# Objective:
Determine how many lines contain the string "najbardziej", then reply with that figure only.

# Stored records:

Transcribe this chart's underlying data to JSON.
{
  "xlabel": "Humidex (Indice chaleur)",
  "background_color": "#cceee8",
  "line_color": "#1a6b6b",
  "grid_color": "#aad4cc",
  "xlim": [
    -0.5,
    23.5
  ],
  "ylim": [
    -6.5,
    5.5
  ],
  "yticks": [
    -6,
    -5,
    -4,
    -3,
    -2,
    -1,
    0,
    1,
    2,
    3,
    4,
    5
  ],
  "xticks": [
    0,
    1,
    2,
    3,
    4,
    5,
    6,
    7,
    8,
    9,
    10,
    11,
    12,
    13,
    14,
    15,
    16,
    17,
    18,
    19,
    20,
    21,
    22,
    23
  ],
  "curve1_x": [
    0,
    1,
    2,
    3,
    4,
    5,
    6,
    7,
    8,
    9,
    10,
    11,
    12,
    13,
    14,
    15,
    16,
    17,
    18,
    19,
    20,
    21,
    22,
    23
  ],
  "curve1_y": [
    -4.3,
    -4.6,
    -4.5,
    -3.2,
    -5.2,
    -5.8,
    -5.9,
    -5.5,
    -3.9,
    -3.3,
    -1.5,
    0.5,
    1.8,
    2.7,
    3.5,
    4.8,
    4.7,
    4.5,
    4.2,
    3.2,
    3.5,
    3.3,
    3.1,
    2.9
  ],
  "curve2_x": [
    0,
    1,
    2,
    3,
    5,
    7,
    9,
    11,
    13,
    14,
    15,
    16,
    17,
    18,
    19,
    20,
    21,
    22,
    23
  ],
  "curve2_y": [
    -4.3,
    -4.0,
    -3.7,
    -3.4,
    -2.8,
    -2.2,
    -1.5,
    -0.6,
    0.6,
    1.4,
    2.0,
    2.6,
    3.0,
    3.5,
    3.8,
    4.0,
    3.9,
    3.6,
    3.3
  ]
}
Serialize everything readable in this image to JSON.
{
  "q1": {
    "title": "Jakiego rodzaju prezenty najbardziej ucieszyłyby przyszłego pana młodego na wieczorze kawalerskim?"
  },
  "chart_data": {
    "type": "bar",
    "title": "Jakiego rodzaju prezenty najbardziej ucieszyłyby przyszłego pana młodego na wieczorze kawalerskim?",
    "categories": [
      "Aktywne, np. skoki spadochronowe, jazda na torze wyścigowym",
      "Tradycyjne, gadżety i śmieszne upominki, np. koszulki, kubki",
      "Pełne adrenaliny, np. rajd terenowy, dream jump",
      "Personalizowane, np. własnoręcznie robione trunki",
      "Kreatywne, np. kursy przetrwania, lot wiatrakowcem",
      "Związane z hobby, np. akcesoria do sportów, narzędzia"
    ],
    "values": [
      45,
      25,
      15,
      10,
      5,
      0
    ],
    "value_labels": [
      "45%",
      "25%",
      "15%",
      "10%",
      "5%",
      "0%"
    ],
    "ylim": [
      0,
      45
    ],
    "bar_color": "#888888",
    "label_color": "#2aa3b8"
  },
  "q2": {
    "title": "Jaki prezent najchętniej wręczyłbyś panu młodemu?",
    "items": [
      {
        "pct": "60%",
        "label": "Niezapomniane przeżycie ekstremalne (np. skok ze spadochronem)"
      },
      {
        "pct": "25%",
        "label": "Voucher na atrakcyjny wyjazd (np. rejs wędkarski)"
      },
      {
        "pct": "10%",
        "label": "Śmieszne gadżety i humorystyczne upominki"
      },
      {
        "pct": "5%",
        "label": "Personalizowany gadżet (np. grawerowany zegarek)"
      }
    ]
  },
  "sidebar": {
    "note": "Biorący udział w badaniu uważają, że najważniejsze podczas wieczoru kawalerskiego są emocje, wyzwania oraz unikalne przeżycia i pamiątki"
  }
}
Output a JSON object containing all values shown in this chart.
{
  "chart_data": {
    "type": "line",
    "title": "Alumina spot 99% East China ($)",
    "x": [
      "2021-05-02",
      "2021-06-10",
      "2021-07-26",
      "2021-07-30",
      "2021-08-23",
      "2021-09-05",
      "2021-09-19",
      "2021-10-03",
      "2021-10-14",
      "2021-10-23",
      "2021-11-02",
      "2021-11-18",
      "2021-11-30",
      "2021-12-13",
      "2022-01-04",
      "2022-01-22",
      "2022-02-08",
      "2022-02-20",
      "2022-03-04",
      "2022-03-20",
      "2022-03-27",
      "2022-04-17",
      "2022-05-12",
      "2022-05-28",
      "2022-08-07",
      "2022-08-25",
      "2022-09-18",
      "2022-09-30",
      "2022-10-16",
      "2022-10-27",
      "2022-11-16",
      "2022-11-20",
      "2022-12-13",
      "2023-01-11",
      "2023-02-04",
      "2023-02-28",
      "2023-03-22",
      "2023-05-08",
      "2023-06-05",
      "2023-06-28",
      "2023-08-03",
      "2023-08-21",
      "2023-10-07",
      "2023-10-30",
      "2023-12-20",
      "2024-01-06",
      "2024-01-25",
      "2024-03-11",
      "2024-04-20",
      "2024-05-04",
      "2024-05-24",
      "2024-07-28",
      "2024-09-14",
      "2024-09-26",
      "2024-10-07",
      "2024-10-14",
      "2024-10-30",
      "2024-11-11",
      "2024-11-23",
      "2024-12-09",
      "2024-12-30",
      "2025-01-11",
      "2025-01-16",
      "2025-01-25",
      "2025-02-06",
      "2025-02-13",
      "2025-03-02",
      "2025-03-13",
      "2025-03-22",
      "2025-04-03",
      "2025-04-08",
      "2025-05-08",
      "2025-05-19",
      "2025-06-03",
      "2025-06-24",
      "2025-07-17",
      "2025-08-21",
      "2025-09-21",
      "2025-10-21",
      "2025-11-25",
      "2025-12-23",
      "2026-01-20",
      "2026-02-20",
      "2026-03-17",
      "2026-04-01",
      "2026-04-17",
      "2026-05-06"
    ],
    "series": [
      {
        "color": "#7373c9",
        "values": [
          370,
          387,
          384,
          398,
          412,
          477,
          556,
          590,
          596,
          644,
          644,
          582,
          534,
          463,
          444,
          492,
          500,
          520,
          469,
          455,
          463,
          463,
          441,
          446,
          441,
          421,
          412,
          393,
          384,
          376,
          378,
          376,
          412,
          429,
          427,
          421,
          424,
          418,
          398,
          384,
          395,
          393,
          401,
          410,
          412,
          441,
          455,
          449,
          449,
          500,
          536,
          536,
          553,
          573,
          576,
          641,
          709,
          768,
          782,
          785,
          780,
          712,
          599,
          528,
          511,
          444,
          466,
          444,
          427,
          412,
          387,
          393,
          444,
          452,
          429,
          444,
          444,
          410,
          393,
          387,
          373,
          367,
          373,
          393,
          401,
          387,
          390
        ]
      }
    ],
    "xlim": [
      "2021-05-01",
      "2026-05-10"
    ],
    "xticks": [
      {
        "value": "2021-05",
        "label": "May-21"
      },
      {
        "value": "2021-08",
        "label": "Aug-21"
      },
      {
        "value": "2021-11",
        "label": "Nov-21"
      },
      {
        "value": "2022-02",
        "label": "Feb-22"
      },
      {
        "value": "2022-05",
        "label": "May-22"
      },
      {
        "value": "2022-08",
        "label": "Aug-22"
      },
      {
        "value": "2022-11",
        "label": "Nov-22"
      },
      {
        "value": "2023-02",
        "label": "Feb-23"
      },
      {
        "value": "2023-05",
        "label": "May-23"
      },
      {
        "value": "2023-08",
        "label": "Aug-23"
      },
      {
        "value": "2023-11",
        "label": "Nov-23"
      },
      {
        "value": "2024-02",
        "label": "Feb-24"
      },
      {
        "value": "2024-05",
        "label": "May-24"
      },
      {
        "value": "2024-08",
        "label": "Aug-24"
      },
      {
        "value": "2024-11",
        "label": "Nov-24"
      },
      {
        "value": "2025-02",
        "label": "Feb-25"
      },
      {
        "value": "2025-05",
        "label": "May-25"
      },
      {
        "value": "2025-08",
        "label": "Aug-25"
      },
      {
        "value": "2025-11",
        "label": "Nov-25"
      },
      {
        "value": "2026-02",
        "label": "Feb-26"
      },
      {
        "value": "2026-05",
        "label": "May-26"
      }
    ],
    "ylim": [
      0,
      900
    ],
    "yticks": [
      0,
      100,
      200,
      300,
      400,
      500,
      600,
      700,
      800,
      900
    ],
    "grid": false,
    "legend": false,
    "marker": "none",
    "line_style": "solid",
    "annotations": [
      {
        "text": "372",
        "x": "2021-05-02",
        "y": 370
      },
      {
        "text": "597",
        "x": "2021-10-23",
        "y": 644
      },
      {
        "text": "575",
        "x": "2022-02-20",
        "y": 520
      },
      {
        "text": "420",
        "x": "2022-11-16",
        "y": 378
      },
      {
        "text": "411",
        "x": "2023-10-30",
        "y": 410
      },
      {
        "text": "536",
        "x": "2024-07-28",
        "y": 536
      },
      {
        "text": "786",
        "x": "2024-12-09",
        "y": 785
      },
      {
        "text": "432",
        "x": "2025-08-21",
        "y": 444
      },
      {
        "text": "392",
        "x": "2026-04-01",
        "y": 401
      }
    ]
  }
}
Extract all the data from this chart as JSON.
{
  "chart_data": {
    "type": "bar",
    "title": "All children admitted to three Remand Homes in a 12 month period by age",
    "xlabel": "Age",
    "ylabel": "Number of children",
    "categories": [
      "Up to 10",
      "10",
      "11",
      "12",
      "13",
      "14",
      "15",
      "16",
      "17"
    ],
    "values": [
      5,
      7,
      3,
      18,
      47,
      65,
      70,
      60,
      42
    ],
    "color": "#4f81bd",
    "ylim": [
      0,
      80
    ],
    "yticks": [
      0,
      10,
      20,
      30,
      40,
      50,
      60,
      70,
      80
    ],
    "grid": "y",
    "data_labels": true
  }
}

# Task result:
2